[Entries from a dataset]
☆ ☆ ☆ ☆ ☆

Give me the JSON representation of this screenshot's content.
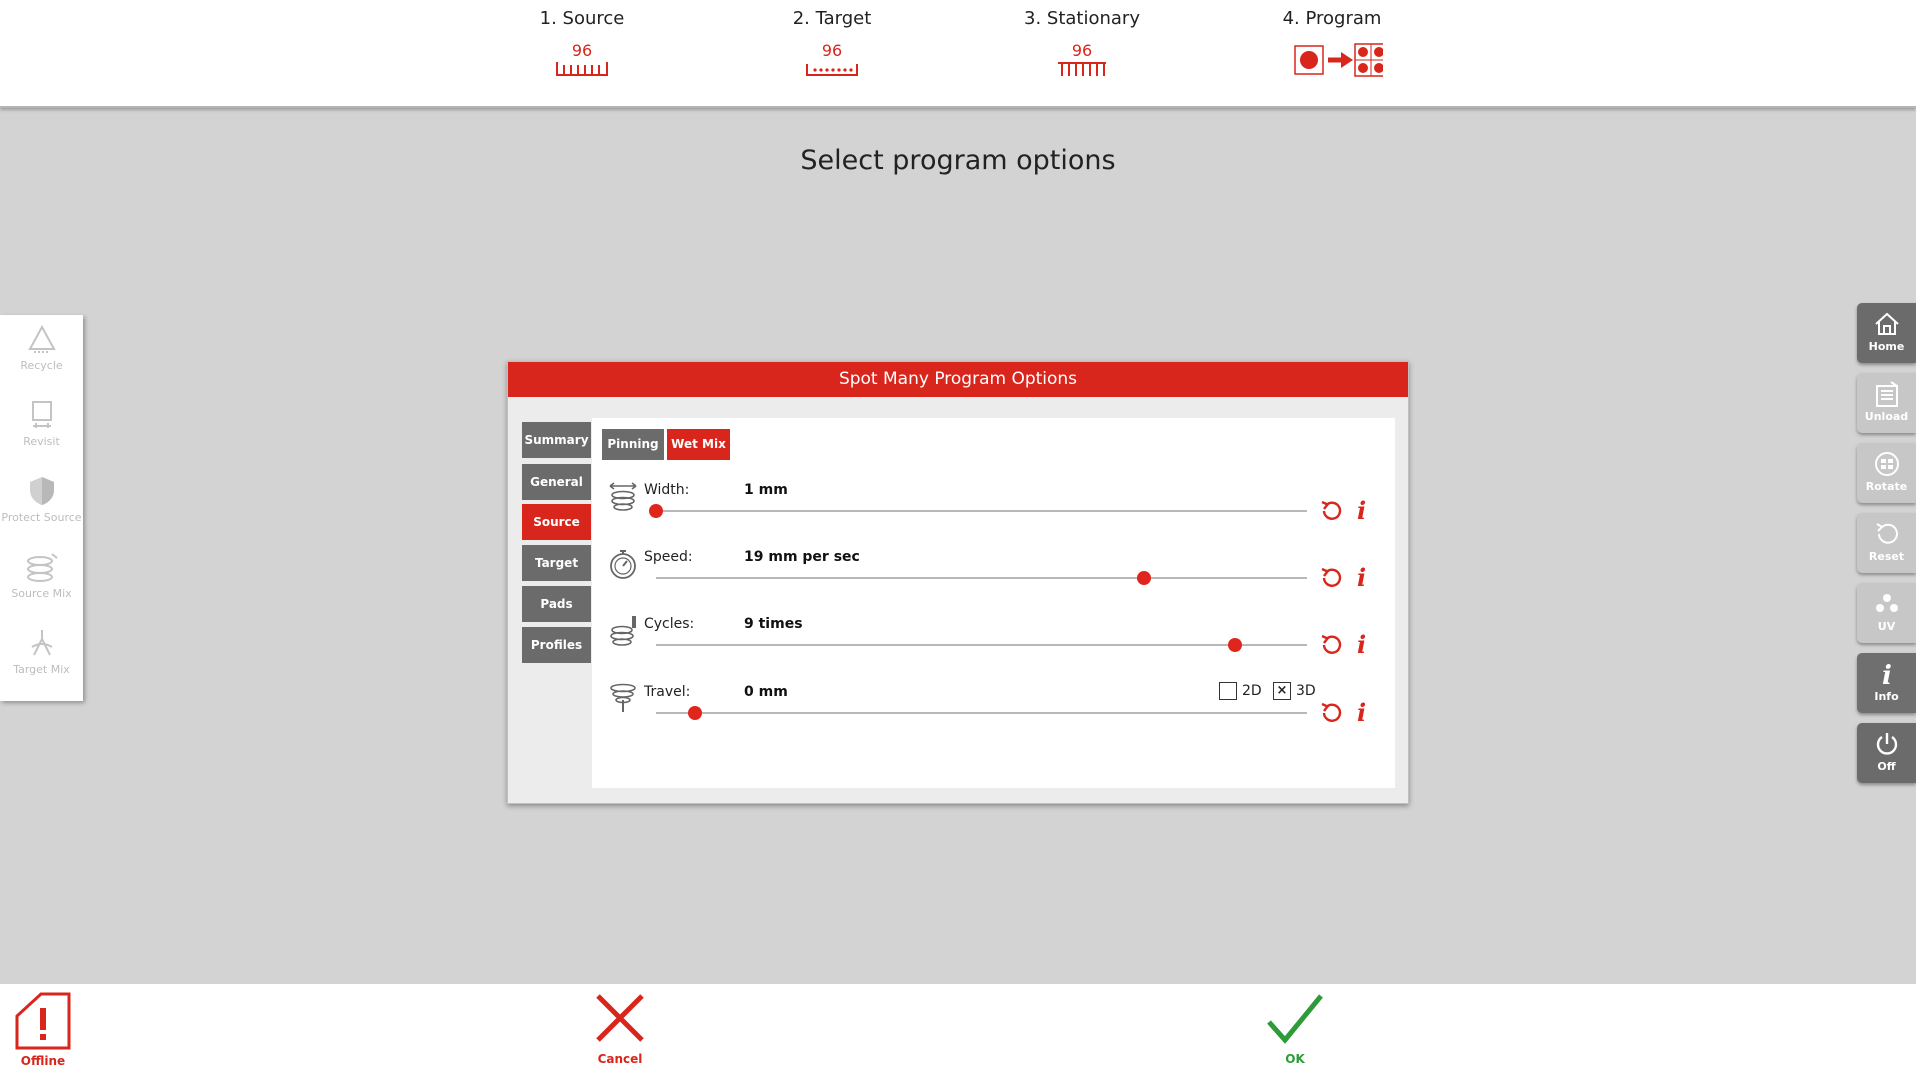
{
  "steps": [
    {
      "label": "1. Source",
      "count": "96"
    },
    {
      "label": "2. Target",
      "count": "96"
    },
    {
      "label": "3. Stationary",
      "count": "96"
    },
    {
      "label": "4. Program"
    }
  ],
  "page_title": "Select program options",
  "left_tools": [
    {
      "label": "Recycle",
      "icon": "recycle-icon"
    },
    {
      "label": "Revisit",
      "icon": "revisit-icon"
    },
    {
      "label": "Protect Source",
      "icon": "shield-icon"
    },
    {
      "label": "Source Mix",
      "icon": "source-mix-icon"
    },
    {
      "label": "Target Mix",
      "icon": "target-mix-icon"
    }
  ],
  "right_tools": [
    {
      "label": "Home",
      "icon": "home-icon"
    },
    {
      "label": "Unload",
      "icon": "unload-icon"
    },
    {
      "label": "Rotate",
      "icon": "rotate-icon"
    },
    {
      "label": "Reset",
      "icon": "reset-icon"
    },
    {
      "label": "UV",
      "icon": "uv-icon"
    },
    {
      "label": "Info",
      "icon": "info-icon"
    },
    {
      "label": "Off",
      "icon": "power-icon"
    }
  ],
  "dialog": {
    "title": "Spot Many Program Options",
    "side_tabs": [
      "Summary",
      "General",
      "Source",
      "Target",
      "Pads",
      "Profiles"
    ],
    "active_side_tab": "Source",
    "sub_tabs": [
      "Pinning",
      "Wet Mix"
    ],
    "active_sub_tab": "Wet Mix",
    "params": [
      {
        "label": "Width:",
        "value": "1 mm",
        "slider_fraction": 0.0
      },
      {
        "label": "Speed:",
        "value": "19 mm per sec",
        "slider_fraction": 0.75
      },
      {
        "label": "Cycles:",
        "value": "9 times",
        "slider_fraction": 0.89
      },
      {
        "label": "Travel:",
        "value": "0 mm",
        "slider_fraction": 0.06
      }
    ],
    "travel_modes": [
      {
        "label": "2D",
        "checked": false
      },
      {
        "label": "3D",
        "checked": true,
        "mark": "×"
      }
    ],
    "info_glyph": "i"
  },
  "bottom": {
    "offline_label": "Offline",
    "cancel_label": "Cancel",
    "ok_label": "OK"
  },
  "colors": {
    "accent": "#d9261c",
    "ok": "#2e9b3a",
    "tab_gray": "#6b6b6b",
    "background": "#d3d3d3"
  }
}
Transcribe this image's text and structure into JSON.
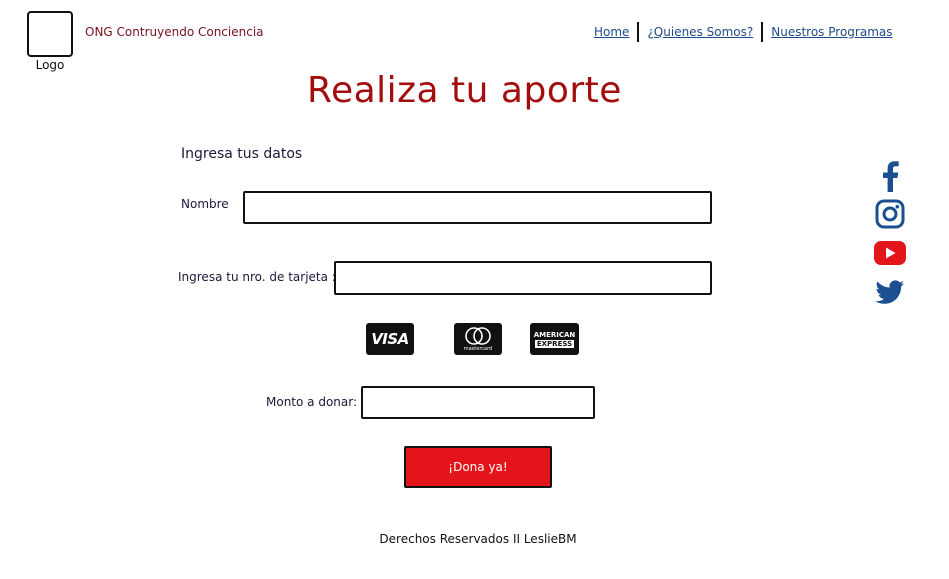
{
  "header": {
    "logo_label": "Logo",
    "org_name": "ONG Contruyendo Conciencia",
    "nav": [
      "Home",
      "¿Quienes Somos?",
      "Nuestros Programas"
    ]
  },
  "main": {
    "title": "Realiza tu aporte",
    "section_title": "Ingresa tus datos",
    "fields": {
      "nombre_label": "Nombre",
      "nombre_value": "",
      "tarjeta_label": "Ingresa tu nro. de tarjeta :",
      "tarjeta_value": "",
      "monto_label": "Monto a donar:",
      "monto_value": ""
    },
    "cards": {
      "visa": "VISA",
      "mastercard": "mastercard",
      "amex_line1": "AMERICAN",
      "amex_line2": "EXPRESS"
    },
    "donate_button": "¡Dona ya!"
  },
  "footer": {
    "text": "Derechos Reservados II LeslieBM"
  },
  "social": [
    "facebook-icon",
    "instagram-icon",
    "youtube-icon",
    "twitter-icon"
  ],
  "colors": {
    "title": "#a30d0d",
    "button": "#e3141a",
    "link": "#1e4a8a",
    "facebook": "#1b4f8f",
    "youtube": "#e3141a"
  }
}
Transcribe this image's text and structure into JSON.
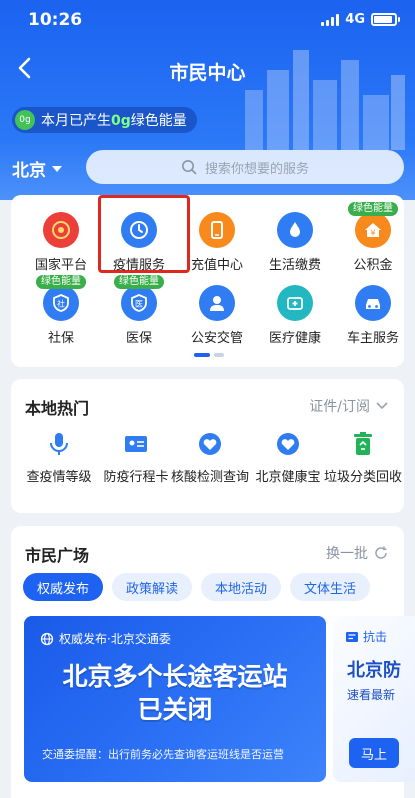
{
  "status": {
    "time": "10:26",
    "network": "4G"
  },
  "header": {
    "title": "市民中心",
    "energy_prefix": "本月已产生",
    "energy_value": "0g",
    "energy_suffix": "绿色能量",
    "energy_icon_text": "0g"
  },
  "location": {
    "city": "北京"
  },
  "search": {
    "placeholder": "搜索你想要的服务"
  },
  "services": [
    {
      "label": "国家平台",
      "icon": "national-emblem-icon",
      "color": "#ec3f3a"
    },
    {
      "label": "疫情服务",
      "icon": "clock-refresh-icon",
      "color": "#2f7cf3"
    },
    {
      "label": "充值中心",
      "icon": "phone-icon",
      "color": "#f7891d"
    },
    {
      "label": "生活缴费",
      "icon": "water-drop-icon",
      "color": "#2f7cf3"
    },
    {
      "label": "公积金",
      "icon": "house-yuan-icon",
      "color": "#f7891d",
      "badge": "绿色能量"
    },
    {
      "label": "社保",
      "icon": "shield-she-icon",
      "color": "#2f7cf3",
      "badge": "绿色能量"
    },
    {
      "label": "医保",
      "icon": "shield-yi-icon",
      "color": "#2f7cf3",
      "badge": "绿色能量"
    },
    {
      "label": "公安交管",
      "icon": "police-icon",
      "color": "#2f7cf3"
    },
    {
      "label": "医疗健康",
      "icon": "medical-kit-icon",
      "color": "#23b7c2"
    },
    {
      "label": "车主服务",
      "icon": "car-icon",
      "color": "#2f7cf3"
    }
  ],
  "hot": {
    "title": "本地热门",
    "more": "证件/订阅",
    "items": [
      {
        "label": "查疫情等级",
        "icon": "microphone-icon"
      },
      {
        "label": "防疫行程卡",
        "icon": "id-card-icon"
      },
      {
        "label": "核酸检测查询",
        "icon": "heart-plus-icon"
      },
      {
        "label": "北京健康宝",
        "icon": "heart-plus-icon"
      },
      {
        "label": "垃圾分类回收",
        "icon": "trash-recycle-icon"
      }
    ]
  },
  "plaza": {
    "title": "市民广场",
    "refresh": "换一批",
    "tabs": [
      "权威发布",
      "政策解读",
      "本地活动",
      "文体生活"
    ],
    "banner": {
      "tag": "权威发布·北京交通委",
      "headline_line1": "北京多个长途客运站",
      "headline_line2": "已关闭",
      "footer": "交通委提醒：出行前务必先查询客运班线是否运营"
    },
    "banner2": {
      "tag": "抗击",
      "headline": "北京防",
      "sub": "速看最新",
      "button": "马上"
    }
  },
  "colors": {
    "brand": "#1d62f0",
    "green": "#3aae4a",
    "highlight": "#e0281f"
  }
}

☆ ☆ ☆ ☆ ☆

# Requirements:
Exclude all images and restate the records above word for word.

# Solution for this problem:
Give me the JSON representation of this screenshot's content.
{
  "steps": [
    {
      "label": "1. Source",
      "count": "96"
    },
    {
      "label": "2. Target",
      "count": "96"
    },
    {
      "label": "3. Stationary",
      "count": "96"
    },
    {
      "label": "4. Program"
    }
  ],
  "page_title": "Select program options",
  "left_tools": [
    {
      "label": "Recycle",
      "icon": "recycle-icon"
    },
    {
      "label": "Revisit",
      "icon": "revisit-icon"
    },
    {
      "label": "Protect Source",
      "icon": "shield-icon"
    },
    {
      "label": "Source Mix",
      "icon": "source-mix-icon"
    },
    {
      "label": "Target Mix",
      "icon": "target-mix-icon"
    }
  ],
  "right_tools": [
    {
      "label": "Home",
      "icon": "home-icon"
    },
    {
      "label": "Unload",
      "icon": "unload-icon"
    },
    {
      "label": "Rotate",
      "icon": "rotate-icon"
    },
    {
      "label": "Reset",
      "icon": "reset-icon"
    },
    {
      "label": "UV",
      "icon": "uv-icon"
    },
    {
      "label": "Info",
      "icon": "info-icon"
    },
    {
      "label": "Off",
      "icon": "power-icon"
    }
  ],
  "dialog": {
    "title": "Spot Many Program Options",
    "side_tabs": [
      "Summary",
      "General",
      "Source",
      "Target",
      "Pads",
      "Profiles"
    ],
    "active_side_tab": "Source",
    "sub_tabs": [
      "Pinning",
      "Wet Mix"
    ],
    "active_sub_tab": "Wet Mix",
    "params": [
      {
        "label": "Width:",
        "value": "1 mm",
        "slider_fraction": 0.0
      },
      {
        "label": "Speed:",
        "value": "19 mm per sec",
        "slider_fraction": 0.75
      },
      {
        "label": "Cycles:",
        "value": "9 times",
        "slider_fraction": 0.89
      },
      {
        "label": "Travel:",
        "value": "0 mm",
        "slider_fraction": 0.06
      }
    ],
    "travel_modes": [
      {
        "label": "2D",
        "checked": false
      },
      {
        "label": "3D",
        "checked": true,
        "mark": "×"
      }
    ],
    "info_glyph": "i"
  },
  "bottom": {
    "offline_label": "Offline",
    "cancel_label": "Cancel",
    "ok_label": "OK"
  },
  "colors": {
    "accent": "#d9261c",
    "ok": "#2e9b3a",
    "tab_gray": "#6b6b6b",
    "background": "#d3d3d3"
  }
}
Transcribe this image's text and structure into JSON.
{
  "header": {
    "logo_label": "Logo",
    "org_name": "ONG Contruyendo Conciencia",
    "nav": [
      "Home",
      "¿Quienes Somos?",
      "Nuestros Programas"
    ]
  },
  "main": {
    "title": "Realiza tu aporte",
    "section_title": "Ingresa tus datos",
    "fields": {
      "nombre_label": "Nombre",
      "nombre_value": "",
      "tarjeta_label": "Ingresa tu nro. de tarjeta :",
      "tarjeta_value": "",
      "monto_label": "Monto a donar:",
      "monto_value": ""
    },
    "cards": {
      "visa": "VISA",
      "mastercard": "mastercard",
      "amex_line1": "AMERICAN",
      "amex_line2": "EXPRESS"
    },
    "donate_button": "¡Dona ya!"
  },
  "footer": {
    "text": "Derechos Reservados II LeslieBM"
  },
  "social": [
    "facebook-icon",
    "instagram-icon",
    "youtube-icon",
    "twitter-icon"
  ],
  "colors": {
    "title": "#a30d0d",
    "button": "#e3141a",
    "link": "#1e4a8a",
    "facebook": "#1b4f8f",
    "youtube": "#e3141a"
  }
}
Transcribe this image's text and structure into JSON.
{
  "status": {
    "time": "10:26",
    "network": "4G"
  },
  "header": {
    "title": "市民中心",
    "energy_prefix": "本月已产生",
    "energy_value": "0g",
    "energy_suffix": "绿色能量",
    "energy_icon_text": "0g"
  },
  "location": {
    "city": "北京"
  },
  "search": {
    "placeholder": "搜索你想要的服务"
  },
  "services": [
    {
      "label": "国家平台",
      "icon": "national-emblem-icon",
      "color": "#ec3f3a"
    },
    {
      "label": "疫情服务",
      "icon": "clock-refresh-icon",
      "color": "#2f7cf3"
    },
    {
      "label": "充值中心",
      "icon": "phone-icon",
      "color": "#f7891d"
    },
    {
      "label": "生活缴费",
      "icon": "water-drop-icon",
      "color": "#2f7cf3"
    },
    {
      "label": "公积金",
      "icon": "house-yuan-icon",
      "color": "#f7891d",
      "badge": "绿色能量"
    },
    {
      "label": "社保",
      "icon": "shield-she-icon",
      "color": "#2f7cf3",
      "badge": "绿色能量"
    },
    {
      "label": "医保",
      "icon": "shield-yi-icon",
      "color": "#2f7cf3",
      "badge": "绿色能量"
    },
    {
      "label": "公安交管",
      "icon": "police-icon",
      "color": "#2f7cf3"
    },
    {
      "label": "医疗健康",
      "icon": "medical-kit-icon",
      "color": "#23b7c2"
    },
    {
      "label": "车主服务",
      "icon": "car-icon",
      "color": "#2f7cf3"
    }
  ],
  "hot": {
    "title": "本地热门",
    "more": "证件/订阅",
    "items": [
      {
        "label": "查疫情等级",
        "icon": "microphone-icon"
      },
      {
        "label": "防疫行程卡",
        "icon": "id-card-icon"
      },
      {
        "label": "核酸检测查询",
        "icon": "heart-plus-icon"
      },
      {
        "label": "北京健康宝",
        "icon": "heart-plus-icon"
      },
      {
        "label": "垃圾分类回收",
        "icon": "trash-recycle-icon"
      }
    ]
  },
  "plaza": {
    "title": "市民广场",
    "refresh": "换一批",
    "tabs": [
      "权威发布",
      "政策解读",
      "本地活动",
      "文体生活"
    ],
    "banner": {
      "tag": "权威发布·北京交通委",
      "headline_line1": "北京多个长途客运站",
      "headline_line2": "已关闭",
      "footer": "交通委提醒：出行前务必先查询客运班线是否运营"
    },
    "banner2": {
      "tag": "抗击",
      "headline": "北京防",
      "sub": "速看最新",
      "button": "马上"
    }
  },
  "colors": {
    "brand": "#1d62f0",
    "green": "#3aae4a",
    "highlight": "#e0281f"
  }
}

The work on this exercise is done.